**Source records:**
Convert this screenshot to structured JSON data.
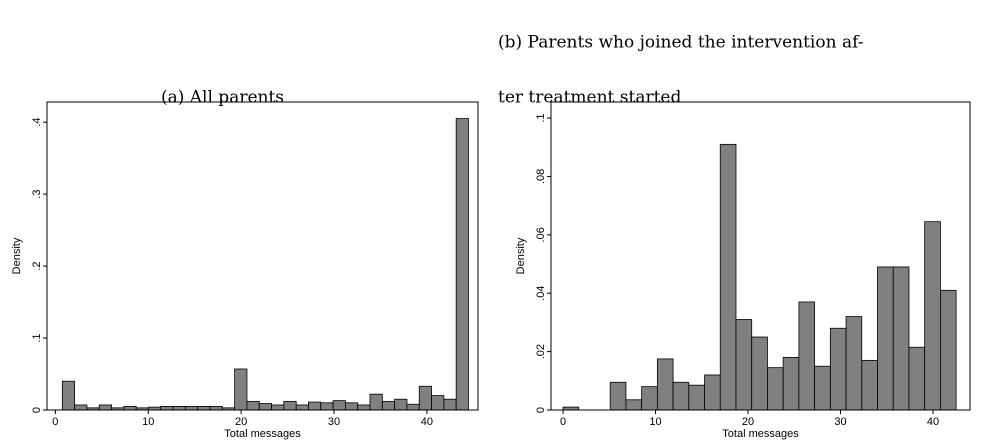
{
  "chart_data": [
    {
      "type": "histogram",
      "title": "(a) All parents",
      "x_label": "Total messages",
      "y_label": "Density",
      "color": "#808080",
      "bins": [
        0.75,
        2.075,
        3.4,
        4.725,
        6.05,
        7.375,
        8.7,
        10.025,
        11.35,
        12.675,
        14,
        15.325,
        16.65,
        17.975,
        19.3,
        20.625,
        21.95,
        23.275,
        24.6,
        25.925,
        27.25,
        28.575,
        29.9,
        31.225,
        32.55,
        33.875,
        35.2,
        36.525,
        37.85,
        39.175,
        40.5,
        41.825,
        43.15,
        44.475
      ],
      "values": [
        0.04,
        0.007,
        0.003,
        0.007,
        0.003,
        0.005,
        0.003,
        0.004,
        0.005,
        0.005,
        0.005,
        0.005,
        0.005,
        0.003,
        0.057,
        0.012,
        0.009,
        0.007,
        0.012,
        0.007,
        0.011,
        0.01,
        0.013,
        0.01,
        0.007,
        0.022,
        0.012,
        0.015,
        0.008,
        0.033,
        0.02,
        0.015,
        0.405
      ],
      "xlim": [
        -0.9,
        45.5
      ],
      "ylim": [
        0,
        0.428
      ],
      "xticks": [
        0,
        10,
        20,
        30,
        40
      ],
      "yticks": [
        0,
        {
          "value": 0.1,
          "label": ".1"
        },
        {
          "value": 0.2,
          "label": ".2"
        },
        {
          "value": 0.3,
          "label": ".3"
        },
        {
          "value": 0.4,
          "label": ".4"
        }
      ]
    },
    {
      "type": "histogram",
      "title": [
        "(b) Parents who joined the intervention af-",
        "ter treatment started"
      ],
      "x_label": "Total messages",
      "y_label": "Density",
      "color": "#808080",
      "bins": [
        0,
        1.7,
        3.4,
        5.1,
        6.8,
        8.5,
        10.2,
        11.9,
        13.6,
        15.3,
        17,
        18.7,
        20.4,
        22.1,
        23.8,
        25.5,
        27.2,
        28.9,
        30.6,
        32.3,
        34,
        35.7,
        37.4,
        39.1,
        40.8,
        42.5
      ],
      "values": [
        0.001,
        0,
        0,
        0.0095,
        0.0035,
        0.008,
        0.0175,
        0.0095,
        0.0085,
        0.012,
        0.091,
        0.031,
        0.025,
        0.0145,
        0.018,
        0.037,
        0.015,
        0.028,
        0.032,
        0.017,
        0.049,
        0.049,
        0.0215,
        0.0645,
        0.041
      ],
      "xlim": [
        -1.3,
        44
      ],
      "ylim": [
        0,
        0.1055
      ],
      "xticks": [
        0,
        10,
        20,
        30,
        40
      ],
      "yticks": [
        0,
        {
          "value": 0.02,
          "label": ".02"
        },
        {
          "value": 0.04,
          "label": ".04"
        },
        {
          "value": 0.06,
          "label": ".06"
        },
        {
          "value": 0.08,
          "label": ".08"
        },
        {
          "value": 0.1,
          "label": ".1"
        }
      ]
    }
  ]
}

**Challenge:**
Every entry above is to be set down exactly; the pictures are to be left out.

**The completed task:**
Convert this screenshot to structured JSON data.
{
  "chart_data": [
    {
      "type": "histogram",
      "title": "(a) All parents",
      "x_label": "Total messages",
      "y_label": "Density",
      "color": "#808080",
      "bins": [
        0.75,
        2.075,
        3.4,
        4.725,
        6.05,
        7.375,
        8.7,
        10.025,
        11.35,
        12.675,
        14,
        15.325,
        16.65,
        17.975,
        19.3,
        20.625,
        21.95,
        23.275,
        24.6,
        25.925,
        27.25,
        28.575,
        29.9,
        31.225,
        32.55,
        33.875,
        35.2,
        36.525,
        37.85,
        39.175,
        40.5,
        41.825,
        43.15,
        44.475
      ],
      "values": [
        0.04,
        0.007,
        0.003,
        0.007,
        0.003,
        0.005,
        0.003,
        0.004,
        0.005,
        0.005,
        0.005,
        0.005,
        0.005,
        0.003,
        0.057,
        0.012,
        0.009,
        0.007,
        0.012,
        0.007,
        0.011,
        0.01,
        0.013,
        0.01,
        0.007,
        0.022,
        0.012,
        0.015,
        0.008,
        0.033,
        0.02,
        0.015,
        0.405
      ],
      "xlim": [
        -0.9,
        45.5
      ],
      "ylim": [
        0,
        0.428
      ],
      "xticks": [
        0,
        10,
        20,
        30,
        40
      ],
      "yticks": [
        0,
        {
          "value": 0.1,
          "label": ".1"
        },
        {
          "value": 0.2,
          "label": ".2"
        },
        {
          "value": 0.3,
          "label": ".3"
        },
        {
          "value": 0.4,
          "label": ".4"
        }
      ]
    },
    {
      "type": "histogram",
      "title": [
        "(b) Parents who joined the intervention af-",
        "ter treatment started"
      ],
      "x_label": "Total messages",
      "y_label": "Density",
      "color": "#808080",
      "bins": [
        0,
        1.7,
        3.4,
        5.1,
        6.8,
        8.5,
        10.2,
        11.9,
        13.6,
        15.3,
        17,
        18.7,
        20.4,
        22.1,
        23.8,
        25.5,
        27.2,
        28.9,
        30.6,
        32.3,
        34,
        35.7,
        37.4,
        39.1,
        40.8,
        42.5
      ],
      "values": [
        0.001,
        0,
        0,
        0.0095,
        0.0035,
        0.008,
        0.0175,
        0.0095,
        0.0085,
        0.012,
        0.091,
        0.031,
        0.025,
        0.0145,
        0.018,
        0.037,
        0.015,
        0.028,
        0.032,
        0.017,
        0.049,
        0.049,
        0.0215,
        0.0645,
        0.041
      ],
      "xlim": [
        -1.3,
        44
      ],
      "ylim": [
        0,
        0.1055
      ],
      "xticks": [
        0,
        10,
        20,
        30,
        40
      ],
      "yticks": [
        0,
        {
          "value": 0.02,
          "label": ".02"
        },
        {
          "value": 0.04,
          "label": ".04"
        },
        {
          "value": 0.06,
          "label": ".06"
        },
        {
          "value": 0.08,
          "label": ".08"
        },
        {
          "value": 0.1,
          "label": ".1"
        }
      ]
    }
  ]
}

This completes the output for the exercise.